--- BEGIN ---

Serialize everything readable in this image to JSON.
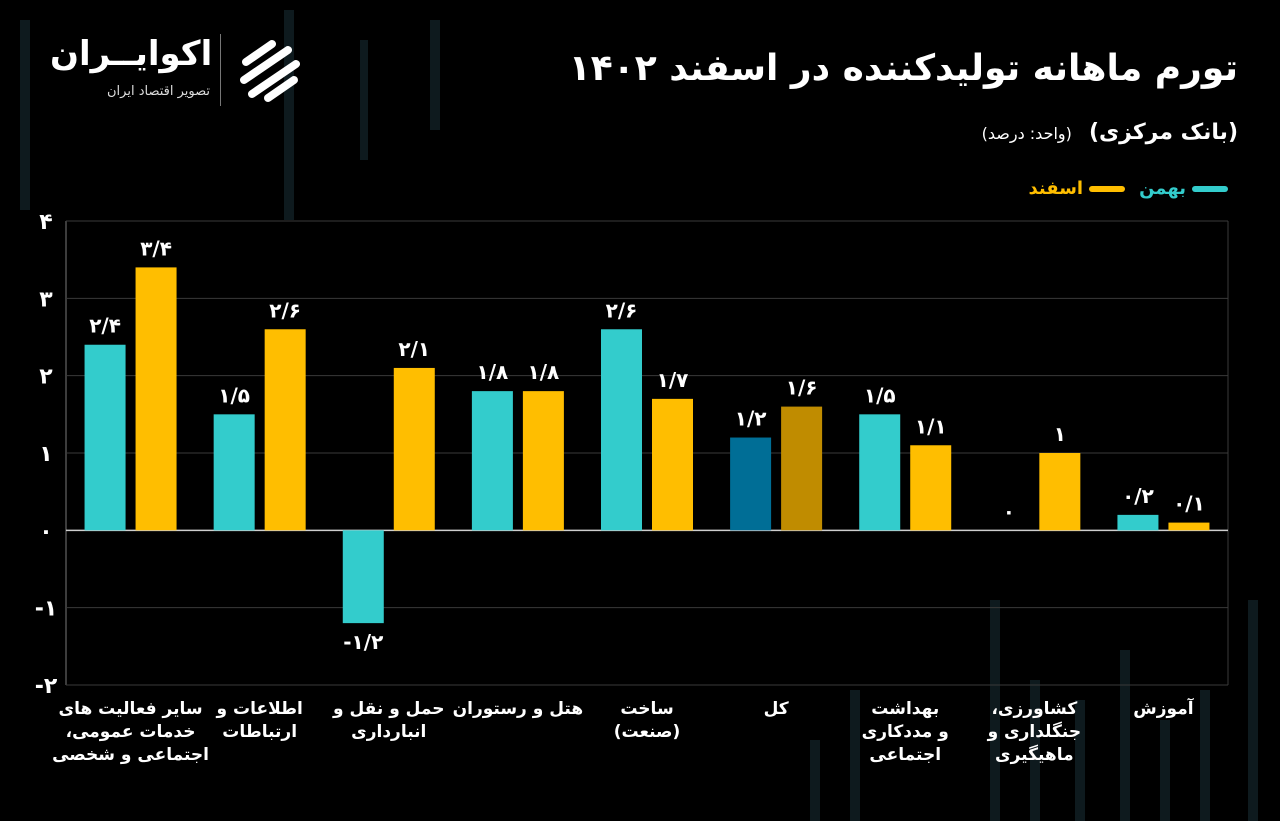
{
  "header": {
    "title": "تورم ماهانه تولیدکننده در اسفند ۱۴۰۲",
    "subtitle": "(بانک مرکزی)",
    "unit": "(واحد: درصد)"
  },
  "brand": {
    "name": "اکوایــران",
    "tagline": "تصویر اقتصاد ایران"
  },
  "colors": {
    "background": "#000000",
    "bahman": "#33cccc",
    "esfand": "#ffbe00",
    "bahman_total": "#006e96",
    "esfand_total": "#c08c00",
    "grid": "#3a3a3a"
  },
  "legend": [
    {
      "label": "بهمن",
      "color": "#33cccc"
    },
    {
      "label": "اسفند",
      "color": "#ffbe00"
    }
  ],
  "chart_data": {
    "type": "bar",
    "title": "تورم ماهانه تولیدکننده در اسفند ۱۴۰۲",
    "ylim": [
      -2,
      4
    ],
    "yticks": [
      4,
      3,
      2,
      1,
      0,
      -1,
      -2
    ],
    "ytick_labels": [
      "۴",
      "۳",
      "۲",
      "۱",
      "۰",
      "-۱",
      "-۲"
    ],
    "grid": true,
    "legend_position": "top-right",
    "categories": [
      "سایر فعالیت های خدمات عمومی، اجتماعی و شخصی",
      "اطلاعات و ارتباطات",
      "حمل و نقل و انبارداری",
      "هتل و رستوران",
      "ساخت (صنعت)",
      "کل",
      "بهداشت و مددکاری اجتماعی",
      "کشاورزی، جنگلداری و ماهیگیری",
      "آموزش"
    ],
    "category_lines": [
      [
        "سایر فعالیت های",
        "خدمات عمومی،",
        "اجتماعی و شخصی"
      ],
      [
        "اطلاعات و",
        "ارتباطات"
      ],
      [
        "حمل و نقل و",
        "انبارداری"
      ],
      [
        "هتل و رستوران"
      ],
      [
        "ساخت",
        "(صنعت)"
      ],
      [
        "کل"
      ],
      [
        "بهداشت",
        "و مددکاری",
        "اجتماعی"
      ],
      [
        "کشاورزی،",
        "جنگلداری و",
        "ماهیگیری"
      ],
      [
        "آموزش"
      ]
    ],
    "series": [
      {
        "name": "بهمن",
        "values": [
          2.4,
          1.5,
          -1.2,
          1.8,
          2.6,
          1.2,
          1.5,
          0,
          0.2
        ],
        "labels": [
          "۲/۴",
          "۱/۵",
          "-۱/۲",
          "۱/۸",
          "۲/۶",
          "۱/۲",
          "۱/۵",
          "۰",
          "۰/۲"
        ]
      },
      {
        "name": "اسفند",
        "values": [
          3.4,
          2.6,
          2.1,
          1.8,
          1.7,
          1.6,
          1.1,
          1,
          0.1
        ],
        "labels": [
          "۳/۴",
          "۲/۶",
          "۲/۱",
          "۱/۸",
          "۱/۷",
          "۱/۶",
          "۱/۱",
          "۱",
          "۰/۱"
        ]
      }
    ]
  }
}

--- END ---

Pick out each line that holds the string "اجتماعی".

▶ Solution to the problem
      "سایر فعالیت های خدمات عمومی، اجتماعی و شخصی",
      "بهداشت و مددکاری اجتماعی",
        "اجتماعی و شخصی"
        "اجتماعی"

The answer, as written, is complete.